Goal.
Return the lines where the word "meta" occurs.
[START OF Supplied entries]
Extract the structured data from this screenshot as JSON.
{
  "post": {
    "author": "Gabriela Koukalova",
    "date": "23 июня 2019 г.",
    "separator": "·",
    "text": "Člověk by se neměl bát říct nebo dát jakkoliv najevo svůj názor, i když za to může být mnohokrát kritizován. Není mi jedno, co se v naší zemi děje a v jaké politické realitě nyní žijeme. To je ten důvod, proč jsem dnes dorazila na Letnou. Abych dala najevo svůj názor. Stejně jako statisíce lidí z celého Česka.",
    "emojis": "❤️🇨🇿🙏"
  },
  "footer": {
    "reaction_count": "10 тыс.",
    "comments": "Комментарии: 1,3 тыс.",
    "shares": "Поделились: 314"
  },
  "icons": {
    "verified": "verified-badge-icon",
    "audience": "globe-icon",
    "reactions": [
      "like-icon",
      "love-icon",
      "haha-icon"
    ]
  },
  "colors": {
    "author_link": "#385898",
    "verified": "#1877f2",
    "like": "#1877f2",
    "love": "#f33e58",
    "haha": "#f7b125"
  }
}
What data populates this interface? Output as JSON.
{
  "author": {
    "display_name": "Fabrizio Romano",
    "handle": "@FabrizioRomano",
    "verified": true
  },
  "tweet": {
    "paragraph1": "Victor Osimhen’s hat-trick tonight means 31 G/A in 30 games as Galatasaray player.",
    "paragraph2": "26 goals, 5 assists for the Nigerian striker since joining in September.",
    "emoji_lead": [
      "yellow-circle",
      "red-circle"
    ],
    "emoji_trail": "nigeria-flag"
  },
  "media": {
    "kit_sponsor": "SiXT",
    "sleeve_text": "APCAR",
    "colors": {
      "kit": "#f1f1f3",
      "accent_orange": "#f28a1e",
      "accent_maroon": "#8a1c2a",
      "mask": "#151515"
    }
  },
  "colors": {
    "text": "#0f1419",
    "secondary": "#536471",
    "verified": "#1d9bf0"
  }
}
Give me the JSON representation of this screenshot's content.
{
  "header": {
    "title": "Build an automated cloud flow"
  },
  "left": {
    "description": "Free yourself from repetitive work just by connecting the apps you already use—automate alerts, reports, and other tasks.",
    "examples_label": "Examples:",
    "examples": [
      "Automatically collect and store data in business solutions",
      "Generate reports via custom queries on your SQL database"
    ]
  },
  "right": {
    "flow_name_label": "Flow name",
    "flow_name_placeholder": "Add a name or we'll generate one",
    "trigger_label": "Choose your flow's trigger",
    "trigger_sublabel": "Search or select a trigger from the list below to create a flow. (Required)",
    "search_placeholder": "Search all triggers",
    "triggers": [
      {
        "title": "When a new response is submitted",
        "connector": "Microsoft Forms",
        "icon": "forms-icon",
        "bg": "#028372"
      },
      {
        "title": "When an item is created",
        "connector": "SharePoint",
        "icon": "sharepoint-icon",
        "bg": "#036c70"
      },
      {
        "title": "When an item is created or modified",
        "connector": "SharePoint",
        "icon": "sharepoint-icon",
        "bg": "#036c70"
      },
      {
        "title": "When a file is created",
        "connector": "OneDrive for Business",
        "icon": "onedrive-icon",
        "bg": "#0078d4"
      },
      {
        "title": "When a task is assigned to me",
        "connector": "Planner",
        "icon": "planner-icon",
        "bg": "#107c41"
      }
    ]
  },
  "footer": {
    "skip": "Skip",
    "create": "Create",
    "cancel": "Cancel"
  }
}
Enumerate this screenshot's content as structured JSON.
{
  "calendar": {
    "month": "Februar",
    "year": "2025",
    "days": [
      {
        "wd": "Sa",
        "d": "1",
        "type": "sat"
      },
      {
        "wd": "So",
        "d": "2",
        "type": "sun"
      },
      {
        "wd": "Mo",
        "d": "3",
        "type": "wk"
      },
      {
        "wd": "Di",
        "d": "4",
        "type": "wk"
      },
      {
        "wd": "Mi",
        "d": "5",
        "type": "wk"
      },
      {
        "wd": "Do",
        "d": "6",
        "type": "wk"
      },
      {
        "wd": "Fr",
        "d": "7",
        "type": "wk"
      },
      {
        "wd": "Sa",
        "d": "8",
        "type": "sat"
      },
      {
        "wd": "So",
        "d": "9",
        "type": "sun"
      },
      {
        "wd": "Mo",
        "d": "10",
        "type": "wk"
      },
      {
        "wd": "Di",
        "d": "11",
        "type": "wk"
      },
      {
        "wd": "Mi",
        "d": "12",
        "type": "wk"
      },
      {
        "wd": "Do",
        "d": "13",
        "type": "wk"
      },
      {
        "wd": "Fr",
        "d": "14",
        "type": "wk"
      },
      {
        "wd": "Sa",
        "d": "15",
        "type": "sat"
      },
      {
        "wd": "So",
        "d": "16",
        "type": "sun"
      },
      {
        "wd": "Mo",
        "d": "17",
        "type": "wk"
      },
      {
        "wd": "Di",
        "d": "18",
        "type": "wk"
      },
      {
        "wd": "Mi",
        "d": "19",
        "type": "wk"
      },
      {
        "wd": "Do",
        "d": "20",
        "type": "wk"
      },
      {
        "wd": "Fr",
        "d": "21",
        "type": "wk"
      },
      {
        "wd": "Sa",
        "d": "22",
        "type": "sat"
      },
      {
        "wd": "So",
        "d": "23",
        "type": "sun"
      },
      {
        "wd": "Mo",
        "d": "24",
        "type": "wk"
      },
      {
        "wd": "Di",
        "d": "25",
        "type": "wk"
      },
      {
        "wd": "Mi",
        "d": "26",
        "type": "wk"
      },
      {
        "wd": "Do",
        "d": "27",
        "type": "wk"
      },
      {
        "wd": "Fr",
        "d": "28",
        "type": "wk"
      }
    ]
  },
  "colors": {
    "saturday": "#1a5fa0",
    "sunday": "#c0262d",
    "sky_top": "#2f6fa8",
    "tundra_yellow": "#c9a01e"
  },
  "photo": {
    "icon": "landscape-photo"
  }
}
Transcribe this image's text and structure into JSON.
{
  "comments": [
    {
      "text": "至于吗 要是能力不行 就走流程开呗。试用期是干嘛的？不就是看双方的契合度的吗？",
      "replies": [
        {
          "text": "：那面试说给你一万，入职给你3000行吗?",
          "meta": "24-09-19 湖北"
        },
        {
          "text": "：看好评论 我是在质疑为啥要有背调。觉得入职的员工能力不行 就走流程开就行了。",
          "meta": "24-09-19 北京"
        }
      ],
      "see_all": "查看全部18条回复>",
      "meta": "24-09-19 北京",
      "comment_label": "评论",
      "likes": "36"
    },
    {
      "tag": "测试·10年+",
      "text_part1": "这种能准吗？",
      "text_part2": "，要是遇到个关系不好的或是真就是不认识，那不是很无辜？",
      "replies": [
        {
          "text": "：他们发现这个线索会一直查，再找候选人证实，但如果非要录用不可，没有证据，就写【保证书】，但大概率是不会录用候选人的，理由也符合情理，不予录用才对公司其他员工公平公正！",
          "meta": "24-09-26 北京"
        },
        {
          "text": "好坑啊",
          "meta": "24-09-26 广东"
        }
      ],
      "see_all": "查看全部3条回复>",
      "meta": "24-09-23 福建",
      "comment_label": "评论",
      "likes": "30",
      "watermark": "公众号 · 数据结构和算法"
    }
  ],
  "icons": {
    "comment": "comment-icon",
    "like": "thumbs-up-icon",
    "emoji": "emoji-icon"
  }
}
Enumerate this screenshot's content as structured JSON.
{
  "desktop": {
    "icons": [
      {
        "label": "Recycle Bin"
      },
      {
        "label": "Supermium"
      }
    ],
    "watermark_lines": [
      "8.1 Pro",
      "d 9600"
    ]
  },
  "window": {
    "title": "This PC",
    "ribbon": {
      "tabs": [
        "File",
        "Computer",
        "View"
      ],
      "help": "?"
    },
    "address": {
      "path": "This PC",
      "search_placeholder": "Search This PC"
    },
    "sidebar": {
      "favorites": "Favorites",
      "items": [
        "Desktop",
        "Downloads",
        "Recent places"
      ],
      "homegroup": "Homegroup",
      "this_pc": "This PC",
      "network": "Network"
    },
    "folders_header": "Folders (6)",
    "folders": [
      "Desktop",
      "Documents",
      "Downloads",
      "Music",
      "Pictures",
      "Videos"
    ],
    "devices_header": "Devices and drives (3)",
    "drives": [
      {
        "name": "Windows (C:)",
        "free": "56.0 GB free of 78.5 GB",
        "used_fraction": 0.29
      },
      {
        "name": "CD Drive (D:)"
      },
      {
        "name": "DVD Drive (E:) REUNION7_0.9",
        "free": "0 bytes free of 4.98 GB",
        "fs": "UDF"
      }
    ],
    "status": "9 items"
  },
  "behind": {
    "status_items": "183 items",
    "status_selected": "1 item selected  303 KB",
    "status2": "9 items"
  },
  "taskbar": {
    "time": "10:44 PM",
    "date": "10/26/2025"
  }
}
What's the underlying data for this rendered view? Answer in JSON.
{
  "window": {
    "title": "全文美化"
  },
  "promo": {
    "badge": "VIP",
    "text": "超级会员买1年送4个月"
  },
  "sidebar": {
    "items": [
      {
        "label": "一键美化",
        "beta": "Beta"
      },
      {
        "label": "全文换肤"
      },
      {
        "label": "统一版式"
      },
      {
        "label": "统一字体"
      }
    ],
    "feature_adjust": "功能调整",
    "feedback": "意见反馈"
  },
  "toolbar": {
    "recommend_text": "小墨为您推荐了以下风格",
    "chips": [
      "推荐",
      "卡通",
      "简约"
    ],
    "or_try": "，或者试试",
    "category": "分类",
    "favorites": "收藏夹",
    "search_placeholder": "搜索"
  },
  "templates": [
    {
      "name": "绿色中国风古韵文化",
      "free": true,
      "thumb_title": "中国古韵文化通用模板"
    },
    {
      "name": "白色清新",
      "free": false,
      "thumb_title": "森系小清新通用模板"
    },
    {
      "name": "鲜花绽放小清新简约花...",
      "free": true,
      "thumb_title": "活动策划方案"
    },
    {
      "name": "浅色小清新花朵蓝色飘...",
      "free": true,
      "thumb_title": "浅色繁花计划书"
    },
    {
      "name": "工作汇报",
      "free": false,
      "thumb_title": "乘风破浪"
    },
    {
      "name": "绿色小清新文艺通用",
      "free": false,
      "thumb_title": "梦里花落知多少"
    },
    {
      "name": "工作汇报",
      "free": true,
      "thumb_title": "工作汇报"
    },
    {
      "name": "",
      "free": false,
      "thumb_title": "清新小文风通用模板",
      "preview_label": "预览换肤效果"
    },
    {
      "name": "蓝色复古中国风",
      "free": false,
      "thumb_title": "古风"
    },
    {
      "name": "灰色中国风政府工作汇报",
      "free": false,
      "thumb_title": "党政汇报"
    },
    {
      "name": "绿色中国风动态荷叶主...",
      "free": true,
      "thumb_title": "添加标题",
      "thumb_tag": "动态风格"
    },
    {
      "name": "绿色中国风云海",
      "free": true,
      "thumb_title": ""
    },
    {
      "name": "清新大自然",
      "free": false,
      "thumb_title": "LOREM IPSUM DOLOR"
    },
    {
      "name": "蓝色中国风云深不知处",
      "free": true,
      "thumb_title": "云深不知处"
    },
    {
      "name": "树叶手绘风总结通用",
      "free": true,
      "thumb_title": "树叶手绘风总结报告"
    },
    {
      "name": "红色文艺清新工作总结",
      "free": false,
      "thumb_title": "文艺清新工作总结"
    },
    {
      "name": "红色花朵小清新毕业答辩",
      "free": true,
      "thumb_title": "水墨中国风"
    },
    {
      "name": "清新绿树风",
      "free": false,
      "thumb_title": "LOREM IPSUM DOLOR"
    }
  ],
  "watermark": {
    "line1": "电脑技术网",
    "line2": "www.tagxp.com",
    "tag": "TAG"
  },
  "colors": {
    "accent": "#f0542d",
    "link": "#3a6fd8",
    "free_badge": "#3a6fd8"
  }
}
[END OF Supplied entries]
Output of the exercise.
          "meta": "24-09-19 湖北"
          "meta": "24-09-19 北京"
      "meta": "24-09-19 北京",
          "meta": "24-09-26 北京"
          "meta": "24-09-26 广东"
      "meta": "24-09-23 福建",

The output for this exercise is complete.